======== Data extract

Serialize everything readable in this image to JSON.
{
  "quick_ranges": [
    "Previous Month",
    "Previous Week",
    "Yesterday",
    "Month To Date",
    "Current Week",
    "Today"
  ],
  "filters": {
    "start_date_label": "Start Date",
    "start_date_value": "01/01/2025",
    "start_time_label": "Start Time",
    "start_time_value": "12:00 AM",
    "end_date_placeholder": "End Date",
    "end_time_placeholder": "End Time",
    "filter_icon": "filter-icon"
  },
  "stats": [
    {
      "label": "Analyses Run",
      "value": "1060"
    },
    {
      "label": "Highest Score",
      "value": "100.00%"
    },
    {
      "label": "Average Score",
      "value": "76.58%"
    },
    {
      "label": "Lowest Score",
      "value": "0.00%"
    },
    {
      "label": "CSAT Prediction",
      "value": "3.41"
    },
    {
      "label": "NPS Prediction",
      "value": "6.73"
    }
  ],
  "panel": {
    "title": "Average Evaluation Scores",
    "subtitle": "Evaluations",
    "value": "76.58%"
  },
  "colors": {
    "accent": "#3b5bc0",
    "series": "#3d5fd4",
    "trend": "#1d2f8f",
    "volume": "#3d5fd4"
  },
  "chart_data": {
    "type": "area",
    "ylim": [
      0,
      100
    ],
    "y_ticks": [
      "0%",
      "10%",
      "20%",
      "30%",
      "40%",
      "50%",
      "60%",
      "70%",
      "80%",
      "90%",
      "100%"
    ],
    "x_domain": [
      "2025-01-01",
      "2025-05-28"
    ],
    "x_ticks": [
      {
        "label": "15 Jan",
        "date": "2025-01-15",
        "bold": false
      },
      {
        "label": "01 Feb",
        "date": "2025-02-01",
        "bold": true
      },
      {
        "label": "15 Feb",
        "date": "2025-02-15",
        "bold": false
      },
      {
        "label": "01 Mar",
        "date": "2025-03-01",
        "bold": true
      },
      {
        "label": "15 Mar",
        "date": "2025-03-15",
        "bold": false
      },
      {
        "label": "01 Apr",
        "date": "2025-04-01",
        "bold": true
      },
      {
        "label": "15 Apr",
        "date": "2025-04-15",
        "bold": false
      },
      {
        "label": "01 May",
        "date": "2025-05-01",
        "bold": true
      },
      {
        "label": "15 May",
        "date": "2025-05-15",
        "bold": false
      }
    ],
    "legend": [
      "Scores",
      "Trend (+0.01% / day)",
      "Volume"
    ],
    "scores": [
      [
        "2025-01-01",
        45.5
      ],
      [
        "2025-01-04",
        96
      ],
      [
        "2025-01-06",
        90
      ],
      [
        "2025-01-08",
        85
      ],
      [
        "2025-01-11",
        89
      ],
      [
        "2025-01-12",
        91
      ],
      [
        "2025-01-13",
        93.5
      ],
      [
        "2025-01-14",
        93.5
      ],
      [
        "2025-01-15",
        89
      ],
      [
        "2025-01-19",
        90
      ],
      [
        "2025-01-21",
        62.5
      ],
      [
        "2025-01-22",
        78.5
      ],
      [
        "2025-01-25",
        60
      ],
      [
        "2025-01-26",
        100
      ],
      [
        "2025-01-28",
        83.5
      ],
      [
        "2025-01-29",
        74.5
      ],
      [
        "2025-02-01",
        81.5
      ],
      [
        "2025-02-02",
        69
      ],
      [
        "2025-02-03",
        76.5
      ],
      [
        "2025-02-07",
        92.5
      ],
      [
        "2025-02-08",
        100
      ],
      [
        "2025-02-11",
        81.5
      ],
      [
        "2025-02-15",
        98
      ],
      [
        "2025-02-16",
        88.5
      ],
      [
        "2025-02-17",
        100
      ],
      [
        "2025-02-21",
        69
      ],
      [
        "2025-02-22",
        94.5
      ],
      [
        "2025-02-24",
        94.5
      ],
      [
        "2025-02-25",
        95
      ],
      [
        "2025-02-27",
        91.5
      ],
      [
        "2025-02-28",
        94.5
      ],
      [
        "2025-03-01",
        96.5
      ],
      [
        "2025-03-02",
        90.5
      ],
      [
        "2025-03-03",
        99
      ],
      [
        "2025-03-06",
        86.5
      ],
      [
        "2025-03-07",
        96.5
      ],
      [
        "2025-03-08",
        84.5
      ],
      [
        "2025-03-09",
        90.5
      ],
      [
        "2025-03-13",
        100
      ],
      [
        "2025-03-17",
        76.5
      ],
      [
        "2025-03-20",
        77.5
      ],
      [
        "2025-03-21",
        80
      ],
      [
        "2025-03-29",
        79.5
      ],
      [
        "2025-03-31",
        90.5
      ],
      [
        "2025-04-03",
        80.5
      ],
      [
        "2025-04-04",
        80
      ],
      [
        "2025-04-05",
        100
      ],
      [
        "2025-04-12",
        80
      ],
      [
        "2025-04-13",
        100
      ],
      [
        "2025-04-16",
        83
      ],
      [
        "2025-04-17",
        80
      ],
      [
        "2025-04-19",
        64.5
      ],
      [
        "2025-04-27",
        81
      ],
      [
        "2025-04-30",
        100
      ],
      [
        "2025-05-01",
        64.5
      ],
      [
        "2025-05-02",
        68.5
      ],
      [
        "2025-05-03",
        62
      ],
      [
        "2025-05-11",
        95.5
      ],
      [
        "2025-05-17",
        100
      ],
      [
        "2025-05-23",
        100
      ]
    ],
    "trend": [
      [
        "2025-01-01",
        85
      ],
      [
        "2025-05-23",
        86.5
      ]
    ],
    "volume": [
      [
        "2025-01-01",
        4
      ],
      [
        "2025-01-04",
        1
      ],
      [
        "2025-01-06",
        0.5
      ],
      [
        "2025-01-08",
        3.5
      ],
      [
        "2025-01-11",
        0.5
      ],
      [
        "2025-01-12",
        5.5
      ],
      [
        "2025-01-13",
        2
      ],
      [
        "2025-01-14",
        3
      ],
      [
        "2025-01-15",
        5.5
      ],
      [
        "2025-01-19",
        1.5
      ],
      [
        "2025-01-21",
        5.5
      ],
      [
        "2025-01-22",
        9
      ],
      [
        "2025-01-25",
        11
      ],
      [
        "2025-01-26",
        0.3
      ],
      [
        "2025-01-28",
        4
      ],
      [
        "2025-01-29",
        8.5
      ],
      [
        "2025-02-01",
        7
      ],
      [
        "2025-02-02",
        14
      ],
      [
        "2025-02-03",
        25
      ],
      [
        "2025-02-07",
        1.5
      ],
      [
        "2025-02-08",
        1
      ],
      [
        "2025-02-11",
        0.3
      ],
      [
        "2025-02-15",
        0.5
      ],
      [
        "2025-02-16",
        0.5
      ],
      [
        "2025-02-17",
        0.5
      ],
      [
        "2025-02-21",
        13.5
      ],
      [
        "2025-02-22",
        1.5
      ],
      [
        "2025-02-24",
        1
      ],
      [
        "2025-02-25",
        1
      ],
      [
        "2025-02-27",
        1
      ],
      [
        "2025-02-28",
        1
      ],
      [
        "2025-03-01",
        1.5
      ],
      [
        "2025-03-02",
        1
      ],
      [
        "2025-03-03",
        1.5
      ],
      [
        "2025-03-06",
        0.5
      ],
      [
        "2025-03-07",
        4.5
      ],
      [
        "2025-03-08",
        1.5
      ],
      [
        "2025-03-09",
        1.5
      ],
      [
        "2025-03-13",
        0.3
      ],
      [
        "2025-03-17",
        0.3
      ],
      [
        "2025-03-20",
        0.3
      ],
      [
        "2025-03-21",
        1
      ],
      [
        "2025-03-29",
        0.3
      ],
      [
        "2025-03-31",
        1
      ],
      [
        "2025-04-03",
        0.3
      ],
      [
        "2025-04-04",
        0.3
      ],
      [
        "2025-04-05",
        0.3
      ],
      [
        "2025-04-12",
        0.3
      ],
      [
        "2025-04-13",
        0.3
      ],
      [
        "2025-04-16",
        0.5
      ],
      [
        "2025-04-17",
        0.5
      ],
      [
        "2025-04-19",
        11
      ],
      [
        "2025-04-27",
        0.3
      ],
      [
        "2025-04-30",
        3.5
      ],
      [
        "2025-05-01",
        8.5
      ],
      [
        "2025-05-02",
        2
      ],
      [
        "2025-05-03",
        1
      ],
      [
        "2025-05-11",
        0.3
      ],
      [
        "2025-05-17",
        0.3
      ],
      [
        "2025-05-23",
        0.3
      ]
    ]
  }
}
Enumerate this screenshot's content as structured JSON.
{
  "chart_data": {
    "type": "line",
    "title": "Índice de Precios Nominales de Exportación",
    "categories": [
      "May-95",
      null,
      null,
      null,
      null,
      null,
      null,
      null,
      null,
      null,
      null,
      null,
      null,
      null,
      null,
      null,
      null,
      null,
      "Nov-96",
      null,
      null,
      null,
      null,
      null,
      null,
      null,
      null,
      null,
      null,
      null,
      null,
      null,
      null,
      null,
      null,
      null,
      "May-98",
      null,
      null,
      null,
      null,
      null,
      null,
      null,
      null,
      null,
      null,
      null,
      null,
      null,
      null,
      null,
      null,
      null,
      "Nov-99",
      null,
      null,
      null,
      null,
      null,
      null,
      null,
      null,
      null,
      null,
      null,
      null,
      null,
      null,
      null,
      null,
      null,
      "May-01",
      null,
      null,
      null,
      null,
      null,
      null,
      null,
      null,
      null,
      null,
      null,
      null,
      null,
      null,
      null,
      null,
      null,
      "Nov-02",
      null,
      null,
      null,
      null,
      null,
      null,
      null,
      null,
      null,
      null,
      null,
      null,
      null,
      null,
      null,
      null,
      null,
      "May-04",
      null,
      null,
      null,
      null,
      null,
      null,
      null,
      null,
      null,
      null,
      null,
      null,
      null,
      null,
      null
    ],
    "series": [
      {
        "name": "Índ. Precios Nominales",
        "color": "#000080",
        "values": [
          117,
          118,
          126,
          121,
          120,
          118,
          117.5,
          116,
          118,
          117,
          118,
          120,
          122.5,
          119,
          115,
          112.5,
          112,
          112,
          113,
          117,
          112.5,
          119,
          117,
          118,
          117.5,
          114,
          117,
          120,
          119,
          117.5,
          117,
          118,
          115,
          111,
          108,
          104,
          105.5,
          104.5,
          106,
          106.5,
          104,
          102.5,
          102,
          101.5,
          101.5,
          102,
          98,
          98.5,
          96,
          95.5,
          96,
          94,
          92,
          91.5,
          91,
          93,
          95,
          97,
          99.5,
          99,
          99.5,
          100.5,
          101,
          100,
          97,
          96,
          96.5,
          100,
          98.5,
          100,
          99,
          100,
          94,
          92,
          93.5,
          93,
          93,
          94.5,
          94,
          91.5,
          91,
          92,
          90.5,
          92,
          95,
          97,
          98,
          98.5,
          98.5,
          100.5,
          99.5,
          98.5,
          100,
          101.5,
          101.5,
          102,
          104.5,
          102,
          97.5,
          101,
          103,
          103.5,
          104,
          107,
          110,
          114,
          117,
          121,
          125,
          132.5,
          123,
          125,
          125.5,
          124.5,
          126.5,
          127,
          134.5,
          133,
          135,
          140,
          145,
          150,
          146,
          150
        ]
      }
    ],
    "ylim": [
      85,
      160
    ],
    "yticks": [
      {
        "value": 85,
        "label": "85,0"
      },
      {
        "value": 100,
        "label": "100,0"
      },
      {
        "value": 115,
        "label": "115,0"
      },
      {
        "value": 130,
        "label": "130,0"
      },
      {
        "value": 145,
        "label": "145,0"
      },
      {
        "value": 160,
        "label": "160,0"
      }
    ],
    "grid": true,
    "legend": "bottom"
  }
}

================

Copy out every line of the listing that contains the string "Average".

**Answer:**
      "label": "Average Score",
    "title": "Average Evaluation Scores",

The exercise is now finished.